BRIEF: Where does the string "ylabel" appear? Copy every line of the entries below that holds it.

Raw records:
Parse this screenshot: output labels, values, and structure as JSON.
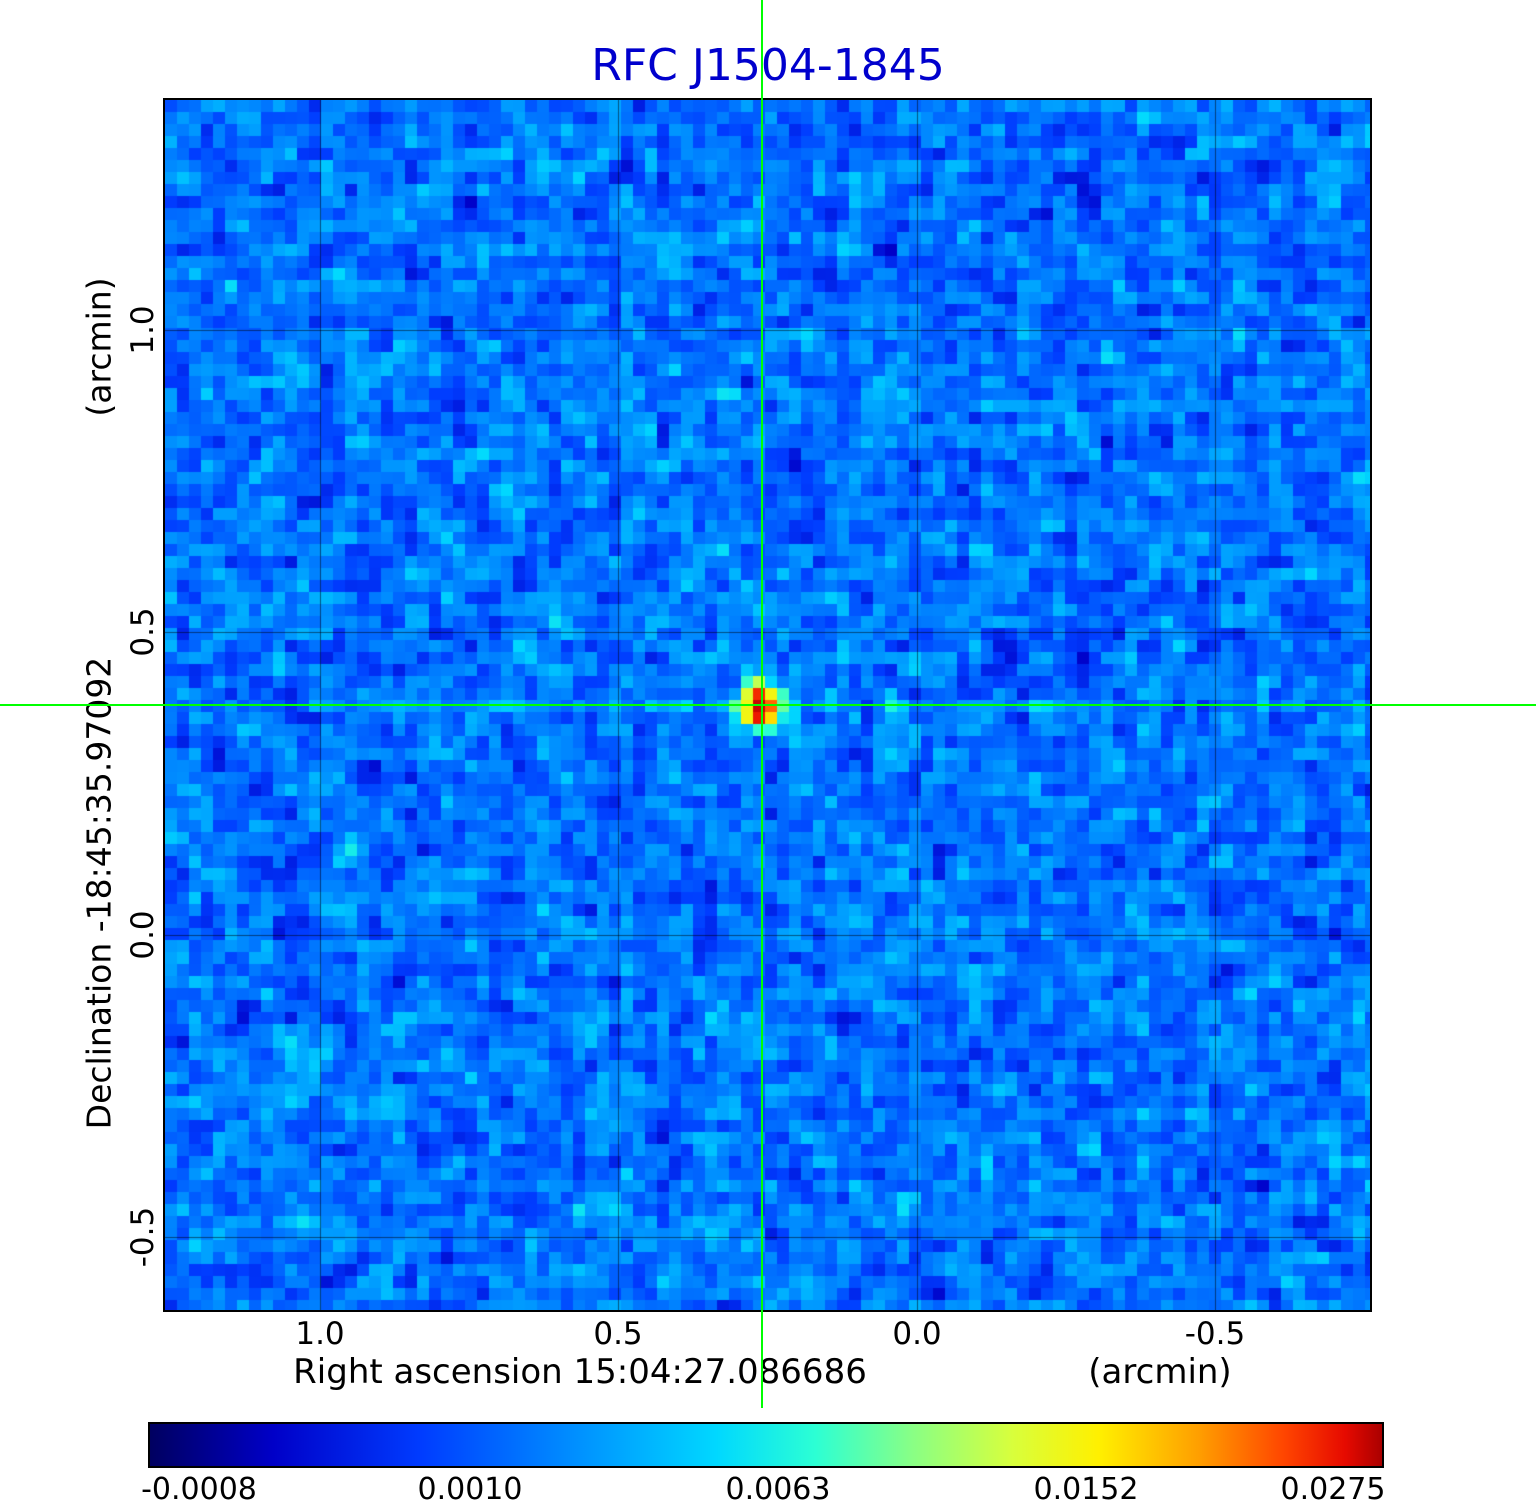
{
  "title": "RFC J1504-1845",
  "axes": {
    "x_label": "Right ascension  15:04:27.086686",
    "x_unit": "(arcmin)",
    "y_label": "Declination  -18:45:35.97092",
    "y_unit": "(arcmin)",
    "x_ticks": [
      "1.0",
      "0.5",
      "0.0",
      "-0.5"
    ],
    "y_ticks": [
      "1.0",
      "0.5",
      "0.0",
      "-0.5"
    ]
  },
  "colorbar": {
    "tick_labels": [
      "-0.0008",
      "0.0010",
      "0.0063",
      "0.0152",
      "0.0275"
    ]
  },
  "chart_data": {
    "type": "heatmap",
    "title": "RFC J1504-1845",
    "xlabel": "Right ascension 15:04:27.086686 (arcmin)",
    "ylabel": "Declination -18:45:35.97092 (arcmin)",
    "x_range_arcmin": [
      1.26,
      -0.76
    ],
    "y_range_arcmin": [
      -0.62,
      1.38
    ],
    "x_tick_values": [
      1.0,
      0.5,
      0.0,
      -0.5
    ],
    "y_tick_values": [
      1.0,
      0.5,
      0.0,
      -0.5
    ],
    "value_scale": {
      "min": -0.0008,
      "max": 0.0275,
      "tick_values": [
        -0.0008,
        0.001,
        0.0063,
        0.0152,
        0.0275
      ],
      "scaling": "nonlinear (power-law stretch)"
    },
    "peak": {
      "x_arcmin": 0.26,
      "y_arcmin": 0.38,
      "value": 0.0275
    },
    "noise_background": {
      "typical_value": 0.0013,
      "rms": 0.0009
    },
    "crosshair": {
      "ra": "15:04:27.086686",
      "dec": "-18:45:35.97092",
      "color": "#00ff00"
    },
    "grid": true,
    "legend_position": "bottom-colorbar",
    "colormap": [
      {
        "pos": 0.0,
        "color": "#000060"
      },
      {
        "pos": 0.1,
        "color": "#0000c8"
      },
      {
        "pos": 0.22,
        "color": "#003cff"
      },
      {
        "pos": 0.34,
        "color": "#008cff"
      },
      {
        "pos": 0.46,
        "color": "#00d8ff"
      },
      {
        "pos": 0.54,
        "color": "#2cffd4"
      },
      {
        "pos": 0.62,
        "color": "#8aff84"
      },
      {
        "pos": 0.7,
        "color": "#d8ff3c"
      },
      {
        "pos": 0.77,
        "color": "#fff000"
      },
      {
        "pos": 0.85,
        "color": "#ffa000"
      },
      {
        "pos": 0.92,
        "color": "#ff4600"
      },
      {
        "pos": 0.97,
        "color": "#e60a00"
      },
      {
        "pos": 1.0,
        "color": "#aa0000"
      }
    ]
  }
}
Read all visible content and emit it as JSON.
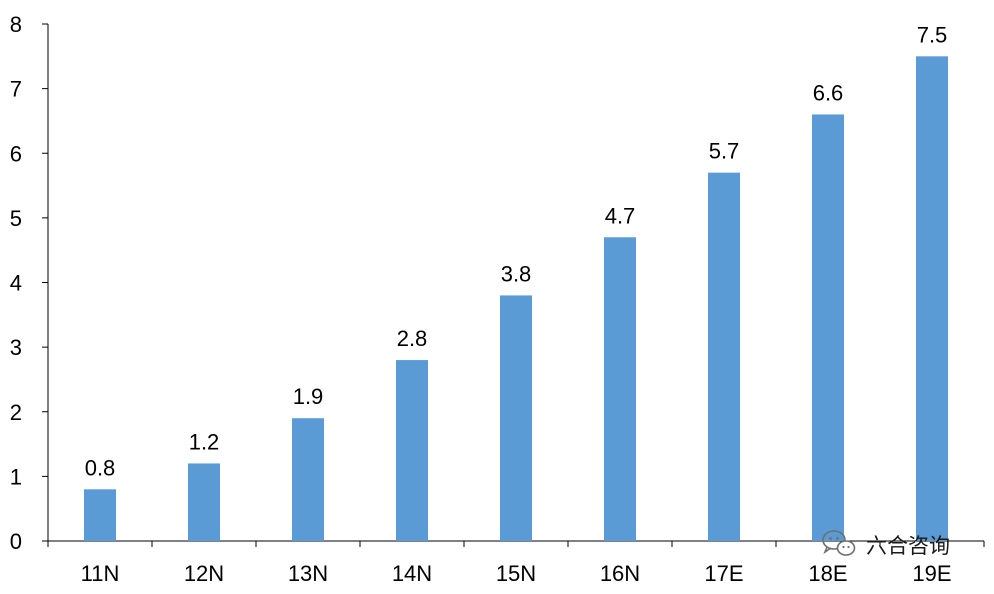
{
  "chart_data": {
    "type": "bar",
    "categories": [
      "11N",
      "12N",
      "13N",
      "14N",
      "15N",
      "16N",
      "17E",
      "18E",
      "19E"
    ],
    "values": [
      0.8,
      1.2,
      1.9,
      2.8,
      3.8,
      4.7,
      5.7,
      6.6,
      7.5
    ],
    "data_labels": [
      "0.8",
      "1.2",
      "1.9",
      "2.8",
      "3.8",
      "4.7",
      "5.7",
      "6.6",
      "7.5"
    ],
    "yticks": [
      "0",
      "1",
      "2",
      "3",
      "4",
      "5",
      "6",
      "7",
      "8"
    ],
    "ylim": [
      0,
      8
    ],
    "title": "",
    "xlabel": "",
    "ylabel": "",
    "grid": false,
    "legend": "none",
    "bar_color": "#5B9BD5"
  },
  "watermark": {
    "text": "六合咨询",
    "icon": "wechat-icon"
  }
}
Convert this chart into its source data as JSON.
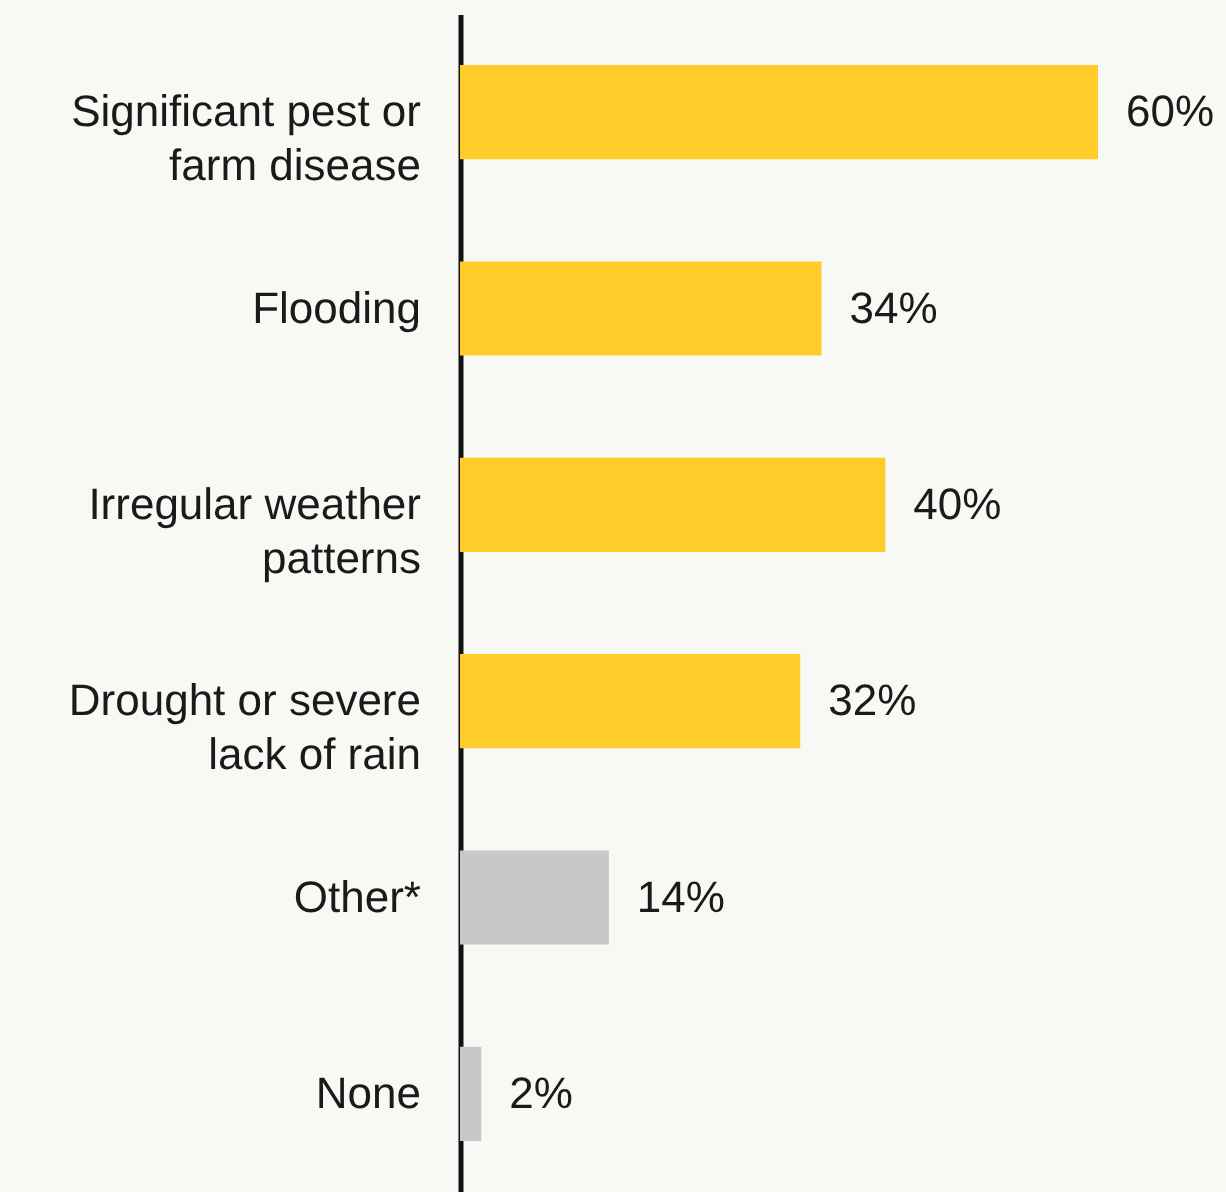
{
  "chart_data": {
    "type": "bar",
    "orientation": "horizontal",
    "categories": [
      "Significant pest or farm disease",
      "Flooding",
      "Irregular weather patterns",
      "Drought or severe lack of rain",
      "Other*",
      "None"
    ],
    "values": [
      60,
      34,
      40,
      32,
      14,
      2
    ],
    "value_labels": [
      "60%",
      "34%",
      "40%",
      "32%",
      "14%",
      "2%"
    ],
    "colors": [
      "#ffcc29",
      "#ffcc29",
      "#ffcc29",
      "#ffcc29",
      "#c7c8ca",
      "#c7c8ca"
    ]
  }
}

SOLUTION TO THIS EXERCISE:
    "ylabel": "Declination -18:45:35.97092 (arcmin)",
    "ylabel": "",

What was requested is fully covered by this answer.